══ RECORDS SUPPLIED

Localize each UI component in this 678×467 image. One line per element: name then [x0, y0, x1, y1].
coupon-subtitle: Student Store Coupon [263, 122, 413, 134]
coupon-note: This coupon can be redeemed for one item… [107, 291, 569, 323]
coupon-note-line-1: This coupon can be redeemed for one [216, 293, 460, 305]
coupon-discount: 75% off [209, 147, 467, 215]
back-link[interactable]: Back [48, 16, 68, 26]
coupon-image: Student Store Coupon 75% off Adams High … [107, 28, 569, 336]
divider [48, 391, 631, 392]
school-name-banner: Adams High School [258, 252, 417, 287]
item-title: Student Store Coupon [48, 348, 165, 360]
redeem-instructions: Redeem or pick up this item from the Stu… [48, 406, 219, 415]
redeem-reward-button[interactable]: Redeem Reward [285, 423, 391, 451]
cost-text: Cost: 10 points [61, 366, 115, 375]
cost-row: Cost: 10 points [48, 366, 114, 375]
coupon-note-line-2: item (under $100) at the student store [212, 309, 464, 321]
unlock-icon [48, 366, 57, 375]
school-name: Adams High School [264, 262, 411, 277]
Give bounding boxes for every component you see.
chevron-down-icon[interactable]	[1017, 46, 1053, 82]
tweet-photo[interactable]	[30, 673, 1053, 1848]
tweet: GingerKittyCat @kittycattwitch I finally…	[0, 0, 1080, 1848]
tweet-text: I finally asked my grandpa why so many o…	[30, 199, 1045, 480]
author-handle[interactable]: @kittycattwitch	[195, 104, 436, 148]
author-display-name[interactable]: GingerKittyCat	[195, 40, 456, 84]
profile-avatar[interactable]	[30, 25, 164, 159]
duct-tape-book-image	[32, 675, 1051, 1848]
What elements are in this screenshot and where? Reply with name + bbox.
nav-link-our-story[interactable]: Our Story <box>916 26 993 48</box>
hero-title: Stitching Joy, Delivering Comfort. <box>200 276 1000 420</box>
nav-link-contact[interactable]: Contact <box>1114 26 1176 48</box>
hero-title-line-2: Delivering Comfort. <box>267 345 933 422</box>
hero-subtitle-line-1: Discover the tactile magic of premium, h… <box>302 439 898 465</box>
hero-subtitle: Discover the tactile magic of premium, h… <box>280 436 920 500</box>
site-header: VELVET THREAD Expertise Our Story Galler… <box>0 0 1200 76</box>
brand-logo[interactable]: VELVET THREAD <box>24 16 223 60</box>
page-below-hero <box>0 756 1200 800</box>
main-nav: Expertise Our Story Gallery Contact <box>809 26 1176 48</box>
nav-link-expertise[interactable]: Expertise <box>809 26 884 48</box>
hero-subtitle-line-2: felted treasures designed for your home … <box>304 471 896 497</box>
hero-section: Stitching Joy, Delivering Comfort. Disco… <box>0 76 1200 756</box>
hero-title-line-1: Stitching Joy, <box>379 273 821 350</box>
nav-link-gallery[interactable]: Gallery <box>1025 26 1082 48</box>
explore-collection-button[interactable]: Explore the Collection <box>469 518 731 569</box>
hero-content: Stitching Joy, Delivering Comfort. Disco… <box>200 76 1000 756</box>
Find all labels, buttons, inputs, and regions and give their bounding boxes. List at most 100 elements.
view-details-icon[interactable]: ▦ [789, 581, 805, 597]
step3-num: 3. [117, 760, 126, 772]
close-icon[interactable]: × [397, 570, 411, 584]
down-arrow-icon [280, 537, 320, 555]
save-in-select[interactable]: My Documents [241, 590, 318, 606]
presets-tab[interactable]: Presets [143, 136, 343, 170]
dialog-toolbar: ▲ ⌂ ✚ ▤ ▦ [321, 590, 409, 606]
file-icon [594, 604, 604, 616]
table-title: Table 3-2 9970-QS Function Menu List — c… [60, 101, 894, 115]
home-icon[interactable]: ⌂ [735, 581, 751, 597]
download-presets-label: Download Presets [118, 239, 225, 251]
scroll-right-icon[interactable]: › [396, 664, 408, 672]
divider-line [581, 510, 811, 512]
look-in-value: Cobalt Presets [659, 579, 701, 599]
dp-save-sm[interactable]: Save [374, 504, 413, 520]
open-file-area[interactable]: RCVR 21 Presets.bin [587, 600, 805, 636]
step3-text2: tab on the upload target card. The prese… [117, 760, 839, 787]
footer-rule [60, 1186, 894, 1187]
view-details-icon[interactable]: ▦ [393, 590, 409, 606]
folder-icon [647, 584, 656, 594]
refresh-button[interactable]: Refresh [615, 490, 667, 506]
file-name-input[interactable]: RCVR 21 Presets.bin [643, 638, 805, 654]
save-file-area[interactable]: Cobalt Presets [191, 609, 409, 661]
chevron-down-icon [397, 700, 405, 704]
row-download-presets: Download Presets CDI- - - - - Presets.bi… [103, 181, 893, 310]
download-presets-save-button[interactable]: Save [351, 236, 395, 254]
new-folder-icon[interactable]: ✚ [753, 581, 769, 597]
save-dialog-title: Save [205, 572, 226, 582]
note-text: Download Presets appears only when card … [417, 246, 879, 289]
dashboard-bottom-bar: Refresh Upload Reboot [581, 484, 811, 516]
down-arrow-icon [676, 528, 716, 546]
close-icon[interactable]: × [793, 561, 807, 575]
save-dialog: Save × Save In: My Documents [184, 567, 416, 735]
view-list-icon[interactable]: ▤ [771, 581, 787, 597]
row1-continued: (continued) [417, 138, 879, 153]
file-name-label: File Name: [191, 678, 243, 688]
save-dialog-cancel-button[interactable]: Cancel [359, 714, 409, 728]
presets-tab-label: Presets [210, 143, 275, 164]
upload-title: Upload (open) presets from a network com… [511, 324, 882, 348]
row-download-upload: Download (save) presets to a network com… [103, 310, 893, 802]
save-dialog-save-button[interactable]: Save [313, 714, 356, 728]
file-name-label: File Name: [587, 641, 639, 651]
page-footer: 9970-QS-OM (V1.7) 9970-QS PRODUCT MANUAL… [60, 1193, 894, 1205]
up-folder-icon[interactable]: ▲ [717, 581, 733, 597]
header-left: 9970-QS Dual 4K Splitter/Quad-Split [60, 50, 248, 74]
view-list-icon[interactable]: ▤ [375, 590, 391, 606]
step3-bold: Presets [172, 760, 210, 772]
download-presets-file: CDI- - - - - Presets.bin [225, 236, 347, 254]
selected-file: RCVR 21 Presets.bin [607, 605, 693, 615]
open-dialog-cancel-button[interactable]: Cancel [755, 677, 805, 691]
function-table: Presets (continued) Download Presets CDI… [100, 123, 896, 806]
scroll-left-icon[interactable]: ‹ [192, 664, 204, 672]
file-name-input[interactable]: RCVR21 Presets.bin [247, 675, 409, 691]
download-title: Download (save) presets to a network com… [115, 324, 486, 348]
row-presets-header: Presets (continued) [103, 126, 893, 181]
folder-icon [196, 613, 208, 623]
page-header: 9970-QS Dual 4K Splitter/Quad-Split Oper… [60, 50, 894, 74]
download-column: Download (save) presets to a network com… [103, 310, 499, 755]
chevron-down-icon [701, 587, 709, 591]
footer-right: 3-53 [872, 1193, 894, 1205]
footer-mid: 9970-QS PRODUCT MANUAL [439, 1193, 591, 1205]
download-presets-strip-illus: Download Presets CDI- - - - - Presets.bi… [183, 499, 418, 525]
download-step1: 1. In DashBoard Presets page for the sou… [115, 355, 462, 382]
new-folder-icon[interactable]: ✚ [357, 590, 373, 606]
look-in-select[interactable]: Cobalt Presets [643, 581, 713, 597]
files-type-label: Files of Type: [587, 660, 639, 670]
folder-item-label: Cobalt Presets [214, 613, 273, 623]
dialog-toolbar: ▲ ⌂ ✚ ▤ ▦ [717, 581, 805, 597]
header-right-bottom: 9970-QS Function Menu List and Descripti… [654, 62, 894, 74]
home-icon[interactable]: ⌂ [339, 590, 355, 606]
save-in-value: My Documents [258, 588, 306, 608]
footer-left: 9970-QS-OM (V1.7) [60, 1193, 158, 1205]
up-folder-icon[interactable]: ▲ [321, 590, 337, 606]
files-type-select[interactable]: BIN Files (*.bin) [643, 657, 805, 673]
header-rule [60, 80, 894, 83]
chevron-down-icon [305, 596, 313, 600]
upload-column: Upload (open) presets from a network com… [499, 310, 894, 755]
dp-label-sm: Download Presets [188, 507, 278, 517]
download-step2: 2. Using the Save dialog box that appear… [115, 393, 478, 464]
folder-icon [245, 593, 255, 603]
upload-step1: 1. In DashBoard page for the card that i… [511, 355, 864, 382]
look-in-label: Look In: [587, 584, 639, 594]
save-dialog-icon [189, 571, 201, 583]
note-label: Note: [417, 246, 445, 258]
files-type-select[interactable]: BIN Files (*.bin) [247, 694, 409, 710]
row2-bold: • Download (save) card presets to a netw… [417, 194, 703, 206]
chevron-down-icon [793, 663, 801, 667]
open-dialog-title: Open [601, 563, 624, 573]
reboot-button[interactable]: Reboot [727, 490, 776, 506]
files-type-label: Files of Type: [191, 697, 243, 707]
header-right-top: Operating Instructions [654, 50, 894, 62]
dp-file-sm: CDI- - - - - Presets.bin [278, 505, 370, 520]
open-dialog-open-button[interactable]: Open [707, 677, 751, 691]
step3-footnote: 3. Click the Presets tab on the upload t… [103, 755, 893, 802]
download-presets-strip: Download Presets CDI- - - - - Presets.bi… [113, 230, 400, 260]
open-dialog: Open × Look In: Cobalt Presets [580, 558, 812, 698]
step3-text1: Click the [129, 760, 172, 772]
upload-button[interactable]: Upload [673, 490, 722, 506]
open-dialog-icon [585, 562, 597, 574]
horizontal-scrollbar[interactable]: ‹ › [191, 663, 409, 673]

════

• [WHAT YOU WILL DO]: Reproduce verbatim the lines from the beginning of the entries through the line containing "redeem-instructions: Redeem or", both ends included.

• [CORRECT RESPONSE]:
Localize each UI component in this 678×467 image. One line per element: name then [x0, y0, x1, y1].
coupon-subtitle: Student Store Coupon [263, 122, 413, 134]
coupon-note: This coupon can be redeemed for one item… [107, 291, 569, 323]
coupon-note-line-1: This coupon can be redeemed for one [216, 293, 460, 305]
coupon-discount: 75% off [209, 147, 467, 215]
back-link[interactable]: Back [48, 16, 68, 26]
coupon-image: Student Store Coupon 75% off Adams High … [107, 28, 569, 336]
divider [48, 391, 631, 392]
school-name-banner: Adams High School [258, 252, 417, 287]
item-title: Student Store Coupon [48, 348, 165, 360]
redeem-instructions: Redeem or pick up this item from the Stu… [48, 406, 219, 415]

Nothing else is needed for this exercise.